--- GIVEN TEXT ---
■ ■ ■ ■ ■ ■ ■

How do I edit the function in the package? I have looked at trying to important the package namespace and environment but this has not helped. I have also tried to find the actual function in the package files in my directory, but not been able to.
I am reasonably experienced in R, but I have never had to edit a package before. I am clearly missing something about how functions are defined in packages, but I am not sure what.

■ ■ ■ ■ ■ ■ ■

--- TASK REQUIREMENTS ---
- a) In two sentences, summarize the R package question.
- b) For each statement, say yes or no according to the R package question, and quote the deciding words: (i) The writer located the function in the package files. (ii) The writer has edited a package before. (iii) Importing the package namespace and environment did not help.
The items after this point come from a separate source.

■ ■ ■ ■ ■ ■ ■

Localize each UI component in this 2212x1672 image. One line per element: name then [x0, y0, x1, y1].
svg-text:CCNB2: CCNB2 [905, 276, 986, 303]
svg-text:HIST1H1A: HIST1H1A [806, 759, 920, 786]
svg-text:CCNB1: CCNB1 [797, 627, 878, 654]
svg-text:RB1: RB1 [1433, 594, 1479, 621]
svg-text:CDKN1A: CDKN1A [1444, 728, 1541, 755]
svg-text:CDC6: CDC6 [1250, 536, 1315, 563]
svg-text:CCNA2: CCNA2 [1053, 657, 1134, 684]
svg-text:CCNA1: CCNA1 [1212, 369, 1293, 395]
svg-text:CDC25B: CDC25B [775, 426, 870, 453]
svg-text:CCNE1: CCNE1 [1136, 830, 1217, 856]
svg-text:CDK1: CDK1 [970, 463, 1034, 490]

■ ■ ■ ■ ■ ■ ■

--- RESPONSES BY ITEM NUMBER ---
- a) The writer asks how to edit a function in an R package, having tried importing the package namespace and environment and searching the package files in their directory without success. Although reasonably experienced in R, the writer has never had to edit a package and feels something about how functions are defined in packages is being missed.

- b)
(i) No: "but not been able to."
(ii) No: "I have never had to edit a package before."
(iii) Yes: "but this has not helped."